# MATERIAL SUPPLIED
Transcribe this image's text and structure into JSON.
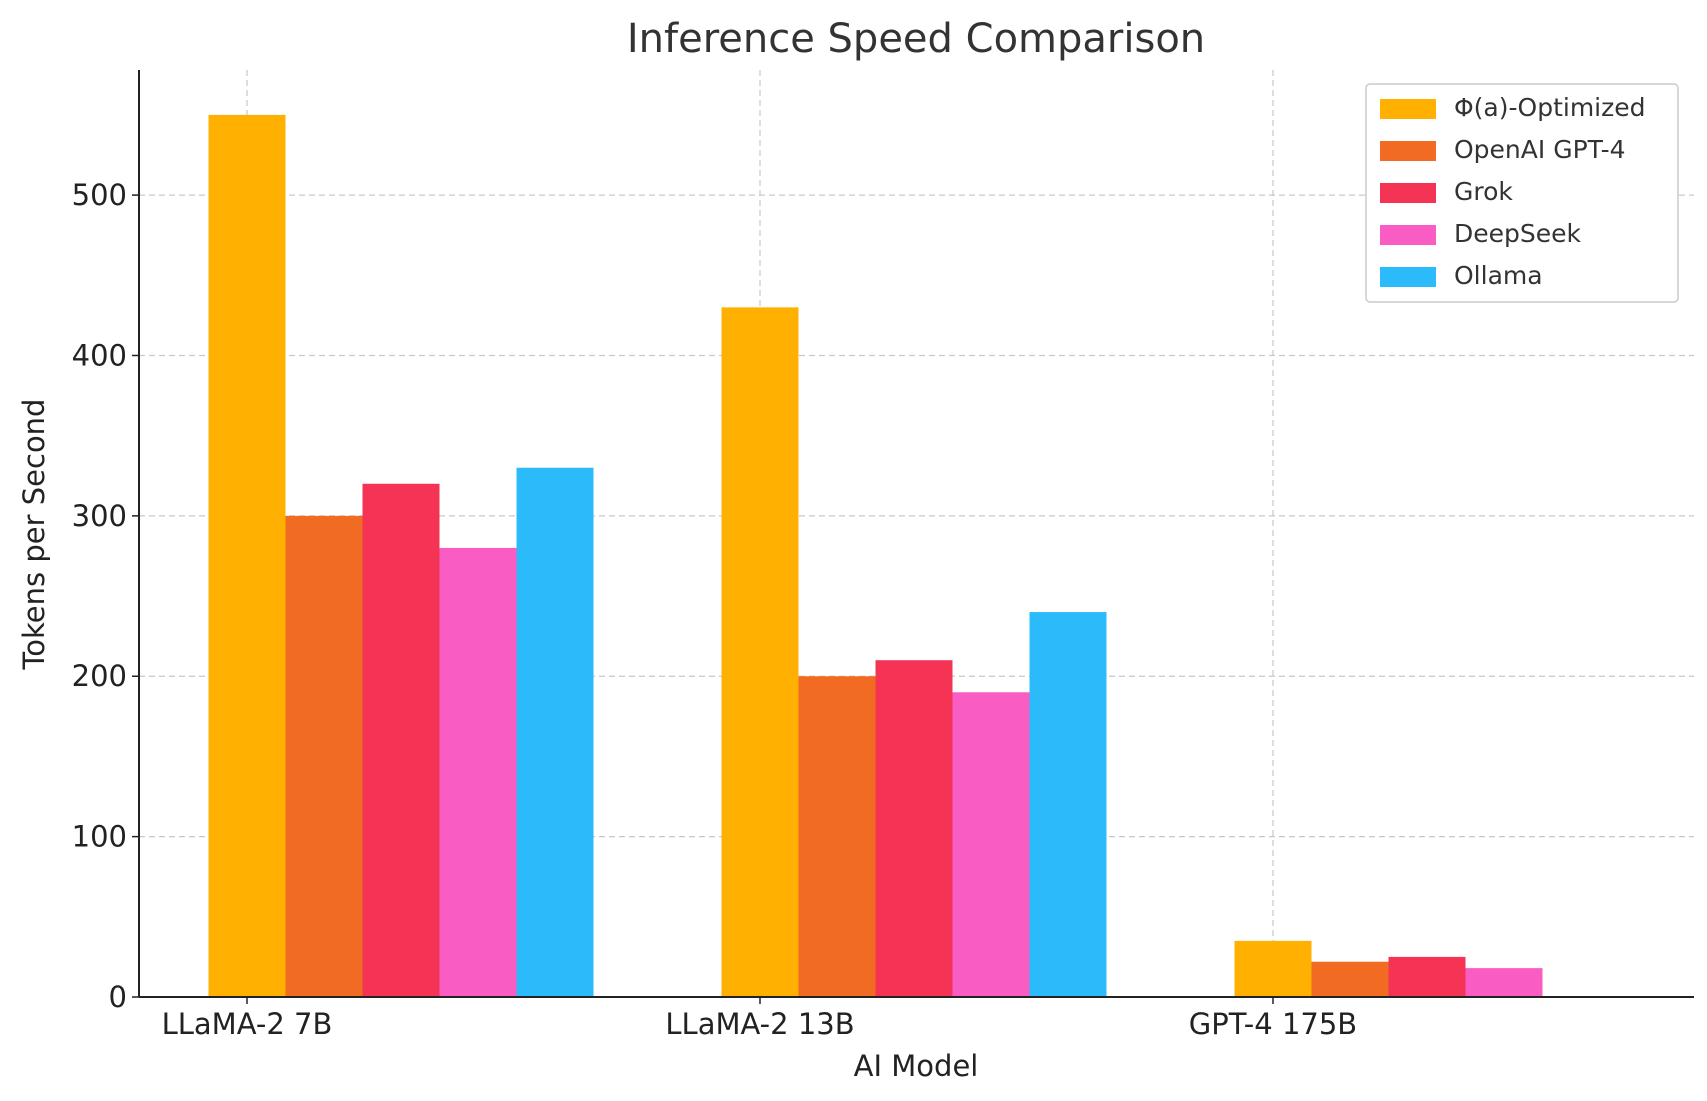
{
  "chart_data": {
    "type": "bar",
    "title": "Inference Speed Comparison",
    "xlabel": "AI Model",
    "ylabel": "Tokens per Second",
    "categories": [
      "LLaMA-2 7B",
      "LLaMA-2 13B",
      "GPT-4 175B"
    ],
    "series": [
      {
        "name": "Φ(a)-Optimized",
        "color": "#FFB000",
        "values": [
          550,
          430,
          35
        ]
      },
      {
        "name": "OpenAI GPT-4",
        "color": "#F26B22",
        "values": [
          300,
          200,
          22
        ]
      },
      {
        "name": "Grok",
        "color": "#F43355",
        "values": [
          320,
          210,
          25
        ]
      },
      {
        "name": "DeepSeek",
        "color": "#F95CC2",
        "values": [
          280,
          190,
          18
        ]
      },
      {
        "name": "Ollama",
        "color": "#2BBBFB",
        "values": [
          330,
          240,
          null
        ]
      }
    ],
    "yticks": [
      0,
      100,
      200,
      300,
      400,
      500
    ],
    "ylim": [
      0,
      578
    ],
    "grid": true,
    "legend_position": "top-right"
  }
}
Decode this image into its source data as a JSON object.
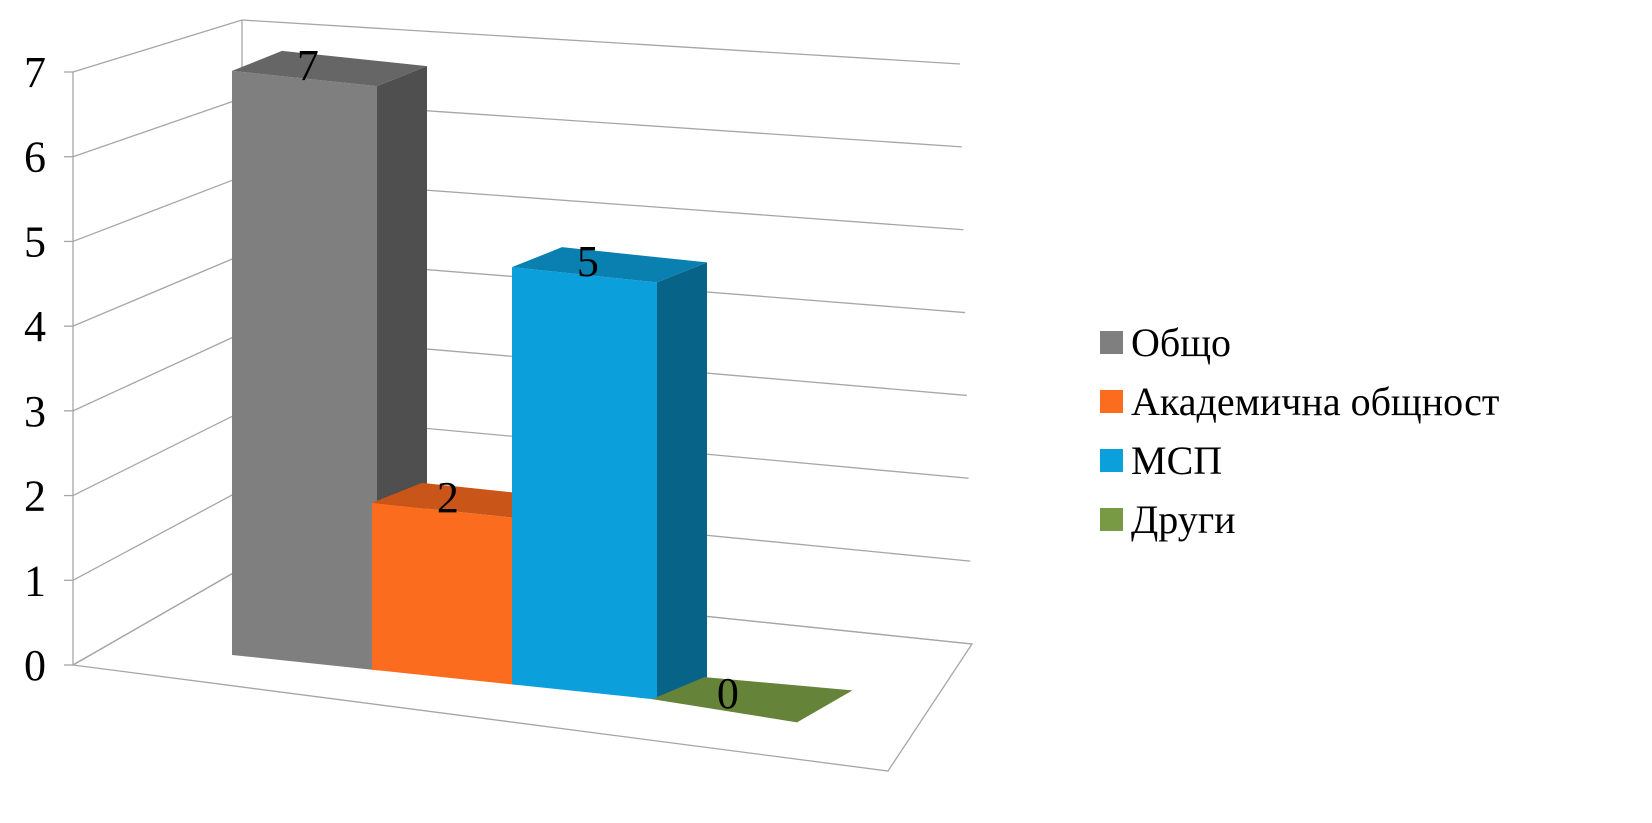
{
  "chart_data": {
    "type": "bar",
    "categories": [
      ""
    ],
    "series": [
      {
        "name": "Общо",
        "values": [
          7
        ],
        "color": "#7f7f80",
        "label": "7"
      },
      {
        "name": "Академична общност",
        "values": [
          2
        ],
        "color": "#fb6c1e",
        "label": "2"
      },
      {
        "name": "МСП",
        "values": [
          5
        ],
        "color": "#0ba0dc",
        "label": "5"
      },
      {
        "name": "Други",
        "values": [
          0
        ],
        "color": "#789a44",
        "label": "0"
      }
    ],
    "y_ticks": [
      "0",
      "1",
      "2",
      "3",
      "4",
      "5",
      "6",
      "7"
    ],
    "ylim": [
      0,
      7
    ],
    "grid": true,
    "legend_position": "right",
    "style": "3d-column"
  }
}
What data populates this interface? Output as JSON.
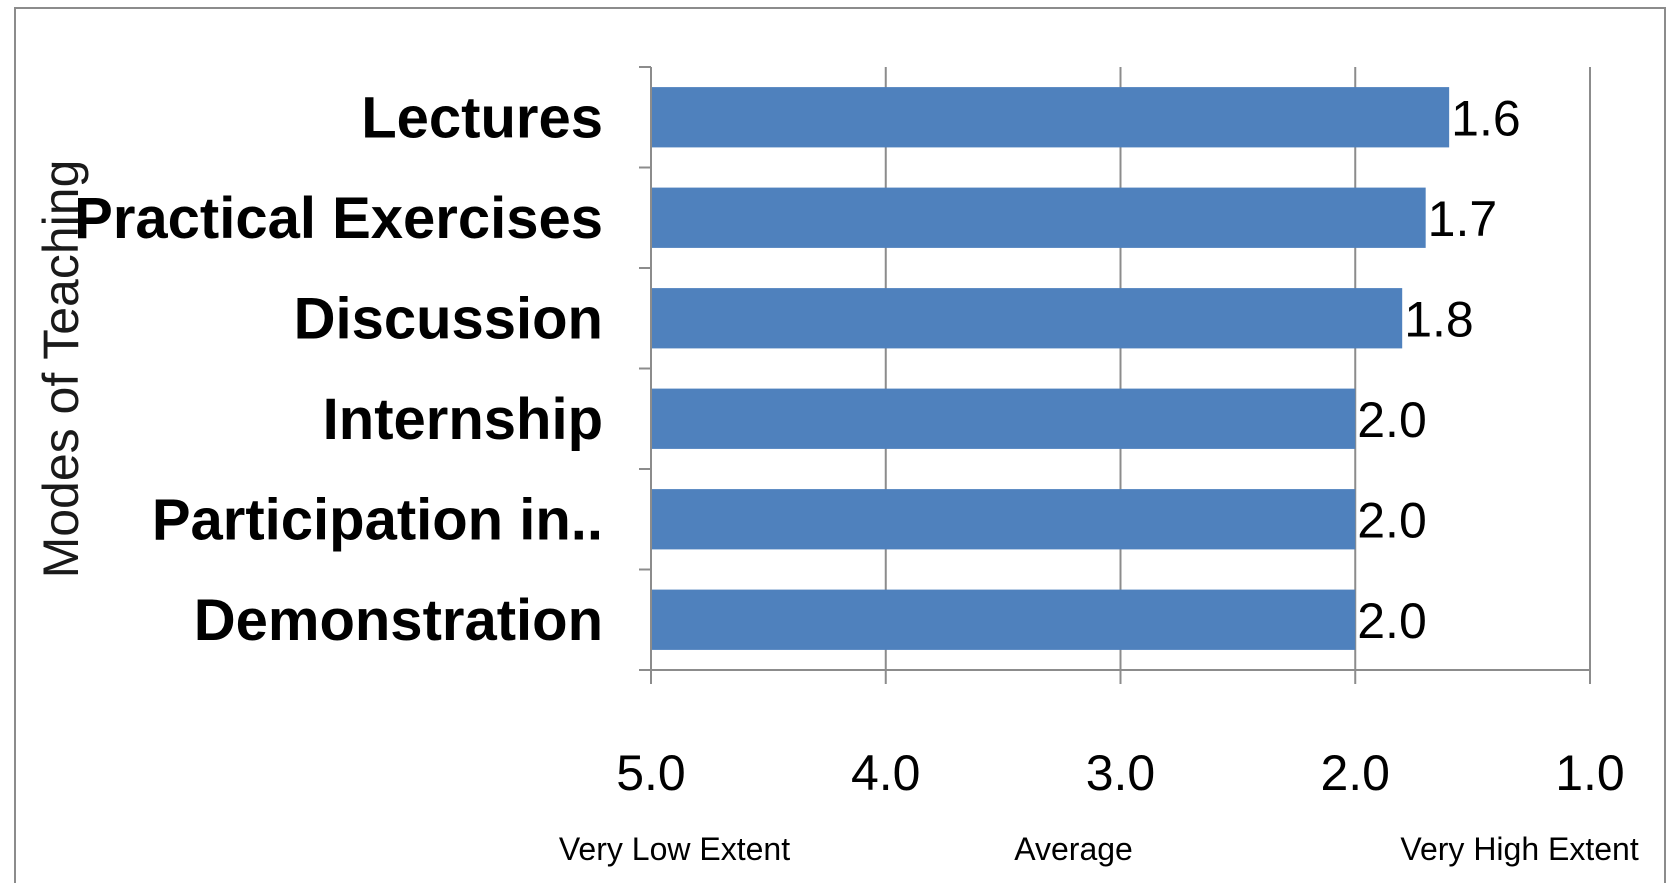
{
  "chart_data": {
    "type": "bar",
    "orientation": "horizontal",
    "title": "",
    "xlabel": "",
    "ylabel": "Modes of Teaching",
    "categories": [
      "Lectures",
      "Practical Exercises",
      "Discussion",
      "Internship",
      "Participation in..",
      "Demonstration"
    ],
    "values": [
      1.6,
      1.7,
      1.8,
      2.0,
      2.0,
      2.0
    ],
    "data_labels": [
      "1.6",
      "1.7",
      "1.8",
      "2.0",
      "2.0",
      "2.0"
    ],
    "xlim": [
      5.0,
      1.0
    ],
    "x_reversed": true,
    "x_ticks": [
      5.0,
      4.0,
      3.0,
      2.0,
      1.0
    ],
    "x_tick_labels": [
      "5.0",
      "4.0",
      "3.0",
      "2.0",
      "1.0"
    ],
    "x_anchor_labels": [
      {
        "value": 4.9,
        "text": "Very Low Extent"
      },
      {
        "value": 3.2,
        "text": "Average"
      },
      {
        "value": 1.3,
        "text": "Very High Extent"
      }
    ],
    "grid": "vertical",
    "legend": "none",
    "colors": {
      "bar": "#4F81BD",
      "grid": "#8C8C8C",
      "axis": "#8C8C8C",
      "frame": "#8C8C8C"
    }
  }
}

# PROBLEM DESCRIPTION
Pictures in the records must not appear in the copy; transcribe everything else precisely.

# EXERCISE SOLUTION
Transcribe this image's text and structure into JSON.
{
  "chart_data": {
    "type": "bar",
    "title": "Inference Speed Comparison",
    "xlabel": "AI Model",
    "ylabel": "Tokens per Second",
    "categories": [
      "LLaMA-2 7B",
      "LLaMA-2 13B",
      "GPT-4 175B"
    ],
    "series": [
      {
        "name": "Φ(a)-Optimized",
        "color": "#FFB000",
        "values": [
          550,
          430,
          35
        ]
      },
      {
        "name": "OpenAI GPT-4",
        "color": "#F26B22",
        "values": [
          300,
          200,
          22
        ]
      },
      {
        "name": "Grok",
        "color": "#F43355",
        "values": [
          320,
          210,
          25
        ]
      },
      {
        "name": "DeepSeek",
        "color": "#F95CC2",
        "values": [
          280,
          190,
          18
        ]
      },
      {
        "name": "Ollama",
        "color": "#2BBBFB",
        "values": [
          330,
          240,
          null
        ]
      }
    ],
    "yticks": [
      0,
      100,
      200,
      300,
      400,
      500
    ],
    "ylim": [
      0,
      578
    ],
    "grid": true,
    "legend_position": "top-right"
  }
}
Decode this image into its source data as a JSON object.
{
  "chart_data": {
    "type": "bar",
    "categories": [
      ""
    ],
    "series": [
      {
        "name": "Общо",
        "values": [
          7
        ],
        "color": "#7f7f80",
        "label": "7"
      },
      {
        "name": "Академична общност",
        "values": [
          2
        ],
        "color": "#fb6c1e",
        "label": "2"
      },
      {
        "name": "МСП",
        "values": [
          5
        ],
        "color": "#0ba0dc",
        "label": "5"
      },
      {
        "name": "Други",
        "values": [
          0
        ],
        "color": "#789a44",
        "label": "0"
      }
    ],
    "y_ticks": [
      "0",
      "1",
      "2",
      "3",
      "4",
      "5",
      "6",
      "7"
    ],
    "ylim": [
      0,
      7
    ],
    "grid": true,
    "legend_position": "right",
    "style": "3d-column"
  }
}
What data populates this interface? Output as JSON.
{
  "chart_data": {
    "type": "bar",
    "orientation": "horizontal",
    "title": "",
    "xlabel": "",
    "ylabel": "Modes of Teaching",
    "categories": [
      "Lectures",
      "Practical Exercises",
      "Discussion",
      "Internship",
      "Participation in..",
      "Demonstration"
    ],
    "values": [
      1.6,
      1.7,
      1.8,
      2.0,
      2.0,
      2.0
    ],
    "data_labels": [
      "1.6",
      "1.7",
      "1.8",
      "2.0",
      "2.0",
      "2.0"
    ],
    "xlim": [
      5.0,
      1.0
    ],
    "x_reversed": true,
    "x_ticks": [
      5.0,
      4.0,
      3.0,
      2.0,
      1.0
    ],
    "x_tick_labels": [
      "5.0",
      "4.0",
      "3.0",
      "2.0",
      "1.0"
    ],
    "x_anchor_labels": [
      {
        "value": 4.9,
        "text": "Very Low Extent"
      },
      {
        "value": 3.2,
        "text": "Average"
      },
      {
        "value": 1.3,
        "text": "Very High Extent"
      }
    ],
    "grid": "vertical",
    "legend": "none",
    "colors": {
      "bar": "#4F81BD",
      "grid": "#8C8C8C",
      "axis": "#8C8C8C",
      "frame": "#8C8C8C"
    }
  }
}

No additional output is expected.